### TASK TO CARRY OUT
With the pictures omitted, write out the entries that follow exactly as they stand.

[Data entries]
-- -- --
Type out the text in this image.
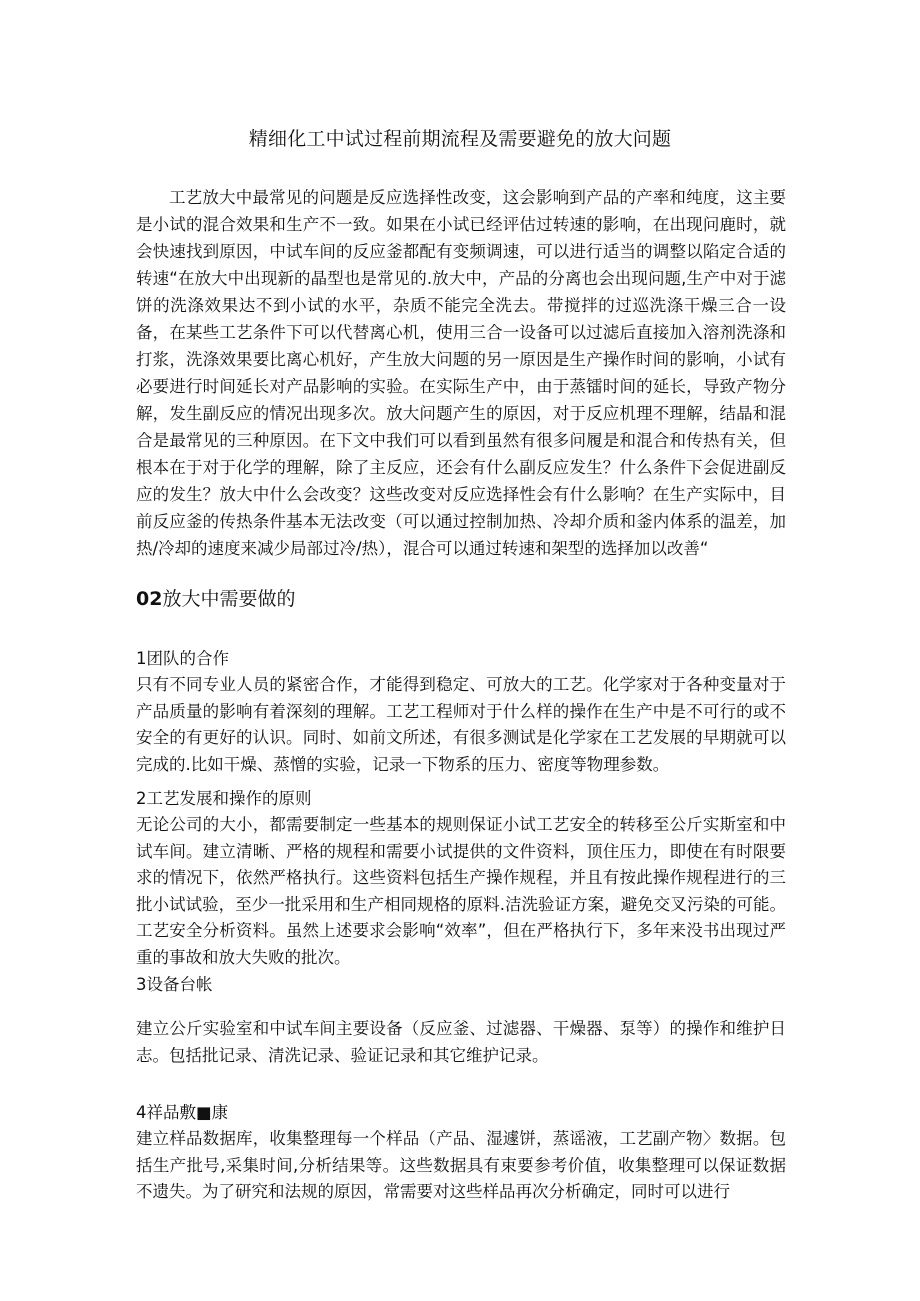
精细化工中试过程前期流程及需要避免的放大问题

工艺放大中最常见的问题是反应选择性改变，这会影响到产品的产率和纯度，这主要是小试的混合效果和生产不一致。如果在小试已经评估过转速的影响，在出现问鹿时，就会快速找到原因，中试车间的反应釜都配有变频调速，可以进行适当的调整以陷定合适的转速“在放大中出现新的晶型也是常见的.放大中，产品的分离也会出现问题,生产中对于滤饼的洗涤效果达不到小试的水平，杂质不能完全洗去。带搅拌的过巡洗涤干燥三合一设备，在某些工艺条件下可以代替离心机，使用三合一设备可以过滤后直接加入溶剂洗涤和打浆，洗涤效果要比离心机好，产生放大问题的另一原因是生产操作时间的影响，小试有必要进行时间延长对产品影响的实验。在实际生产中，由于蒸镭时间的延长，导致产物分解，发生副反应的情况出现多次。放大问题产生的原因，对于反应机理不理解，结晶和混合是最常见的三种原因。在下文中我们可以看到虽然有很多问履是和混合和传热有关，但根本在于对于化学的理解，除了主反应，还会有什么副反应发生？什么条件下会促进副反应的发生？放大中什么会改变？这些改变对反应选择性会有什么影响？在生产实际中，目前反应釜的传热条件基本无法改变（可以通过控制加热、冷却介质和釜内体系的温差，加热/冷却的速度来减少局部过冷/热），混合可以通过转速和架型的选择加以改善“

02放大中需要做的
1团队的合作

只有不同专业人员的紧密合作，才能得到稳定、可放大的工艺。化学家对于各种变量对于产品质量的影响有着深刻的理解。工艺工程师对于什么样的操作在生产中是不可行的或不安全的有更好的认识。同时、如前文所述，有很多测试是化学家在工艺发展的早期就可以完成的.比如干燥、蒸憎的实验，记录一下物系的压力、密度等物理参数。

2工艺发展和操作的原则

无论公司的大小，都需要制定一些基本的规则保证小试工艺安全的转移至公斤实斯室和中试车间。建立清晰、严格的规程和需要小试提供的文件资料，顶住压力，即使在有时限要求的情况下，依然严格执行。这些资料包括生产操作规程，并且有按此操作规程进行的三批小试试验，至少一批采用和生产相同规格的原料.洁洗验证方案，避免交叉污染的可能。工艺安全分析资料。虽然上述要求会影响“效率”，但在严格执行下，多年来没书出现过严重的事故和放大失败的批次。

3设备台帐

建立公斤实验室和中试车间主要设备（反应釜、过滤器、干燥器、泵等）的操作和维护日志。包括批记录、清洗记录、验证记录和其它维护记录。

4祥品敷■康

建立样品数据库，收集整理每一个样品（产品、湿遽饼，蒸谣液，工艺副产物〉数据。包括生产批号,采集时间,分析结果等。这些数据具有束要参考价值，收集整理可以保证数据不遗失。为了研究和法规的原因，常需要对这些样品再次分析确定，同时可以进行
-- -- --
### ANSWER FOR THE TASK
Type out the text in this image.
精细化工中试过程前期流程及需要避免的放大问题

工艺放大中最常见的问题是反应选择性改变，这会影响到产品的产率和纯度，这主要是小试的混合效果和生产不一致。如果在小试已经评估过转速的影响，在出现问鹿时，就会快速找到原因，中试车间的反应釜都配有变频调速，可以进行适当的调整以陷定合适的转速“在放大中出现新的晶型也是常见的.放大中，产品的分离也会出现问题,生产中对于滤饼的洗涤效果达不到小试的水平，杂质不能完全洗去。带搅拌的过巡洗涤干燥三合一设备，在某些工艺条件下可以代替离心机，使用三合一设备可以过滤后直接加入溶剂洗涤和打浆，洗涤效果要比离心机好，产生放大问题的另一原因是生产操作时间的影响，小试有必要进行时间延长对产品影响的实验。在实际生产中，由于蒸镭时间的延长，导致产物分解，发生副反应的情况出现多次。放大问题产生的原因，对于反应机理不理解，结晶和混合是最常见的三种原因。在下文中我们可以看到虽然有很多问履是和混合和传热有关，但根本在于对于化学的理解，除了主反应，还会有什么副反应发生？什么条件下会促进副反应的发生？放大中什么会改变？这些改变对反应选择性会有什么影响？在生产实际中，目前反应釜的传热条件基本无法改变（可以通过控制加热、冷却介质和釜内体系的温差，加热/冷却的速度来减少局部过冷/热），混合可以通过转速和架型的选择加以改善“

02放大中需要做的
1团队的合作

只有不同专业人员的紧密合作，才能得到稳定、可放大的工艺。化学家对于各种变量对于产品质量的影响有着深刻的理解。工艺工程师对于什么样的操作在生产中是不可行的或不安全的有更好的认识。同时、如前文所述，有很多测试是化学家在工艺发展的早期就可以完成的.比如干燥、蒸憎的实验，记录一下物系的压力、密度等物理参数。

2工艺发展和操作的原则

无论公司的大小，都需要制定一些基本的规则保证小试工艺安全的转移至公斤实斯室和中试车间。建立清晰、严格的规程和需要小试提供的文件资料，顶住压力，即使在有时限要求的情况下，依然严格执行。这些资料包括生产操作规程，并且有按此操作规程进行的三批小试试验，至少一批采用和生产相同规格的原料.洁洗验证方案，避免交叉污染的可能。工艺安全分析资料。虽然上述要求会影响“效率”，但在严格执行下，多年来没书出现过严重的事故和放大失败的批次。

3设备台帐

建立公斤实验室和中试车间主要设备（反应釜、过滤器、干燥器、泵等）的操作和维护日志。包括批记录、清洗记录、验证记录和其它维护记录。

4祥品敷■康

建立样品数据库，收集整理每一个样品（产品、湿遽饼，蒸谣液，工艺副产物〉数据。包括生产批号,采集时间,分析结果等。这些数据具有束要参考价值，收集整理可以保证数据不遗失。为了研究和法规的原因，常需要对这些样品再次分析确定，同时可以进行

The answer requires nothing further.